#### RECORDS
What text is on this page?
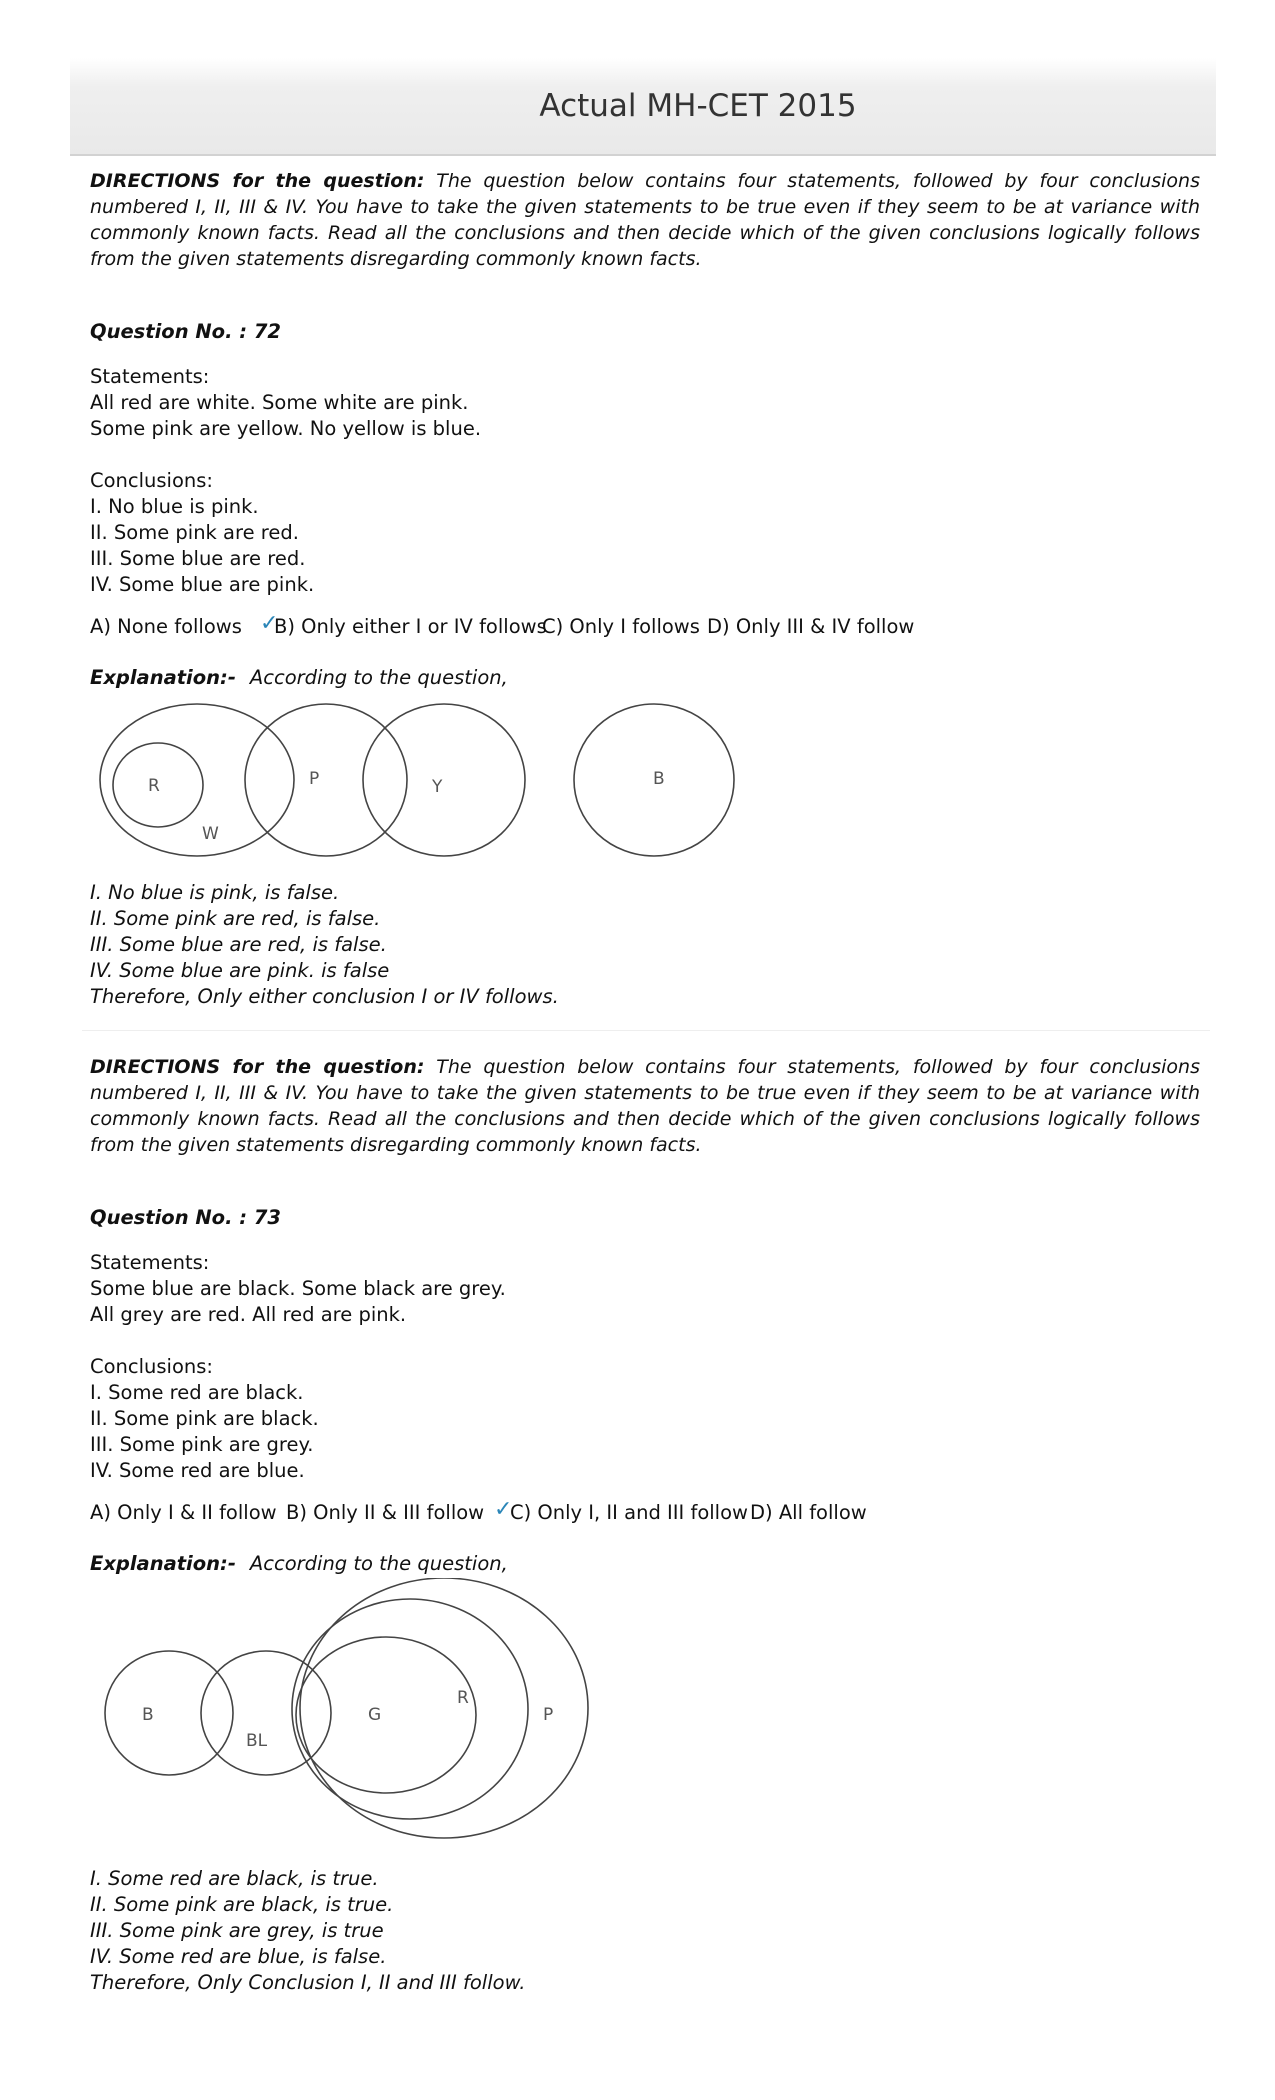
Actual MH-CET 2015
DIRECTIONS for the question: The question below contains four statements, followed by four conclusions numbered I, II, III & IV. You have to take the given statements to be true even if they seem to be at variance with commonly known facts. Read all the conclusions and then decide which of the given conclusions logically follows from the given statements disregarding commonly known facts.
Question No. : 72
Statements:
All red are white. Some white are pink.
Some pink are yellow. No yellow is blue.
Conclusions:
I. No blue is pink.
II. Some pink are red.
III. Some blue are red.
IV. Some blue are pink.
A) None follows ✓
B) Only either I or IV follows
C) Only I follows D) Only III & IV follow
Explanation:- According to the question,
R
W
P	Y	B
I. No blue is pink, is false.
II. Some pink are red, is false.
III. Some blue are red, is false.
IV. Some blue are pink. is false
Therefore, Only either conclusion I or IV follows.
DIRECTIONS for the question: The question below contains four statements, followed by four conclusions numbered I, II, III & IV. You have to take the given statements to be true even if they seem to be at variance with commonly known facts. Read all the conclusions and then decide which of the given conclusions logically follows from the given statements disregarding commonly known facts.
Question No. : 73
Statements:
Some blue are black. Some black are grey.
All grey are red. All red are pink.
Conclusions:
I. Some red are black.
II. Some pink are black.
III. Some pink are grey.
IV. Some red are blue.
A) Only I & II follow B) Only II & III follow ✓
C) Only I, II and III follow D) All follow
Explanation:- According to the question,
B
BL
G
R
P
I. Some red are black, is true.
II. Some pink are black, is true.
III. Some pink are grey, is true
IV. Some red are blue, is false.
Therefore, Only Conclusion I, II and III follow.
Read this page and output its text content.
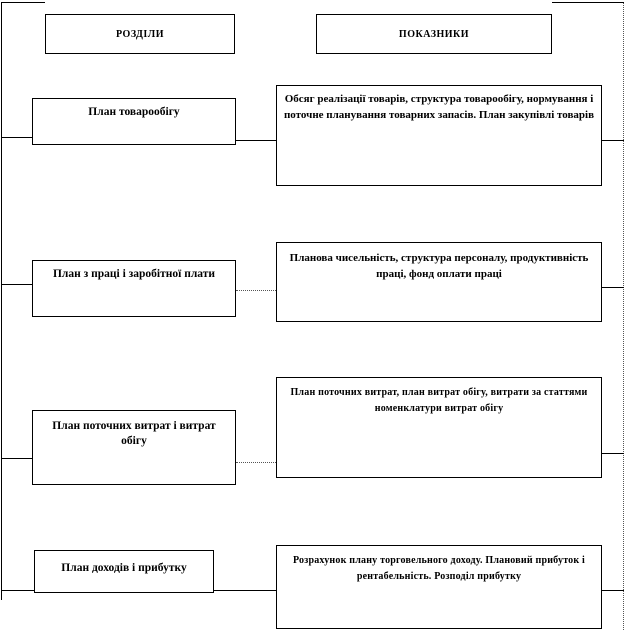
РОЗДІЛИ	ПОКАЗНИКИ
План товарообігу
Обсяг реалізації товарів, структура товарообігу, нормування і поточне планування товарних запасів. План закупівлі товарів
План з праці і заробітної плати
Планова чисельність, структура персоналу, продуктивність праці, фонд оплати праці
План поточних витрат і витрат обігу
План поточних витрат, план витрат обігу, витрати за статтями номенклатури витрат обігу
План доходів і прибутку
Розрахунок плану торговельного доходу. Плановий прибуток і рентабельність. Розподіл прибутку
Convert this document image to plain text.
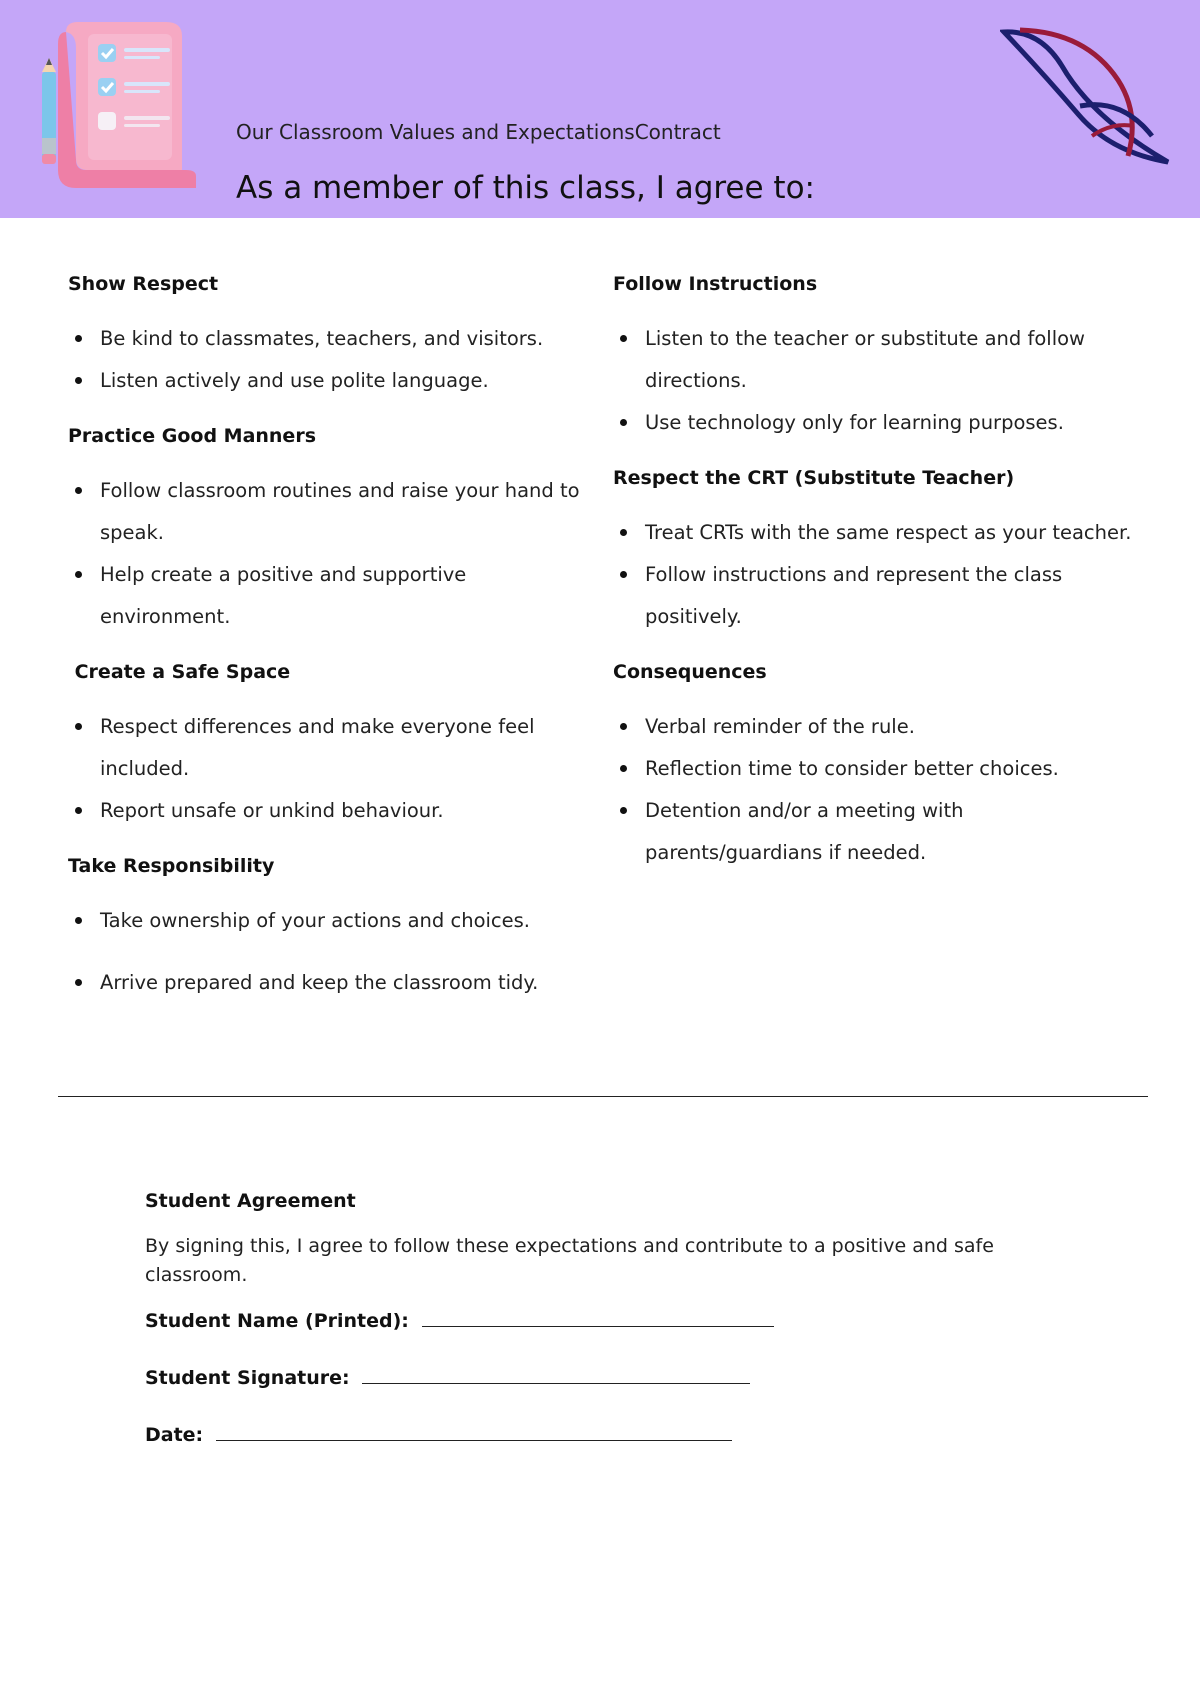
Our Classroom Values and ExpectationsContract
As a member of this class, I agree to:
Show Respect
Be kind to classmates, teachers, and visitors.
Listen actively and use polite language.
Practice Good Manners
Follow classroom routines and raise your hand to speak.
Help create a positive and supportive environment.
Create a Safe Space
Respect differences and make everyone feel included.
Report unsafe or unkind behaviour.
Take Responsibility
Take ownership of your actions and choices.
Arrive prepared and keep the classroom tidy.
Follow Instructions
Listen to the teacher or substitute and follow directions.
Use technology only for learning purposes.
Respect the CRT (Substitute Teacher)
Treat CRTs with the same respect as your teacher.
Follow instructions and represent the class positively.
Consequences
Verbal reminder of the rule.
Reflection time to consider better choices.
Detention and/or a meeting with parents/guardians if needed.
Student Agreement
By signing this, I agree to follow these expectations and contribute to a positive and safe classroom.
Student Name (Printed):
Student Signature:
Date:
########
Retype exactly the lines above, starting at the line containing "Convert this document image to plain text." and ending with the last line, both included; leave out the pictures.

Convert this document image to plain text.
Our Classroom Values and ExpectationsContract
As a member of this class, I agree to:
Show Respect
Be kind to classmates, teachers, and visitors.
Listen actively and use polite language.
Practice Good Manners
Follow classroom routines and raise your hand to speak.
Help create a positive and supportive environment.
Create a Safe Space
Respect differences and make everyone feel included.
Report unsafe or unkind behaviour.
Take Responsibility
Take ownership of your actions and choices.
Arrive prepared and keep the classroom tidy.
Follow Instructions
Listen to the teacher or substitute and follow directions.
Use technology only for learning purposes.
Respect the CRT (Substitute Teacher)
Treat CRTs with the same respect as your teacher.
Follow instructions and represent the class positively.
Consequences
Verbal reminder of the rule.
Reflection time to consider better choices.
Detention and/or a meeting with parents/guardians if needed.
Student Agreement
By signing this, I agree to follow these expectations and contribute to a positive and safe classroom.
Student Name (Printed):
Student Signature:
Date:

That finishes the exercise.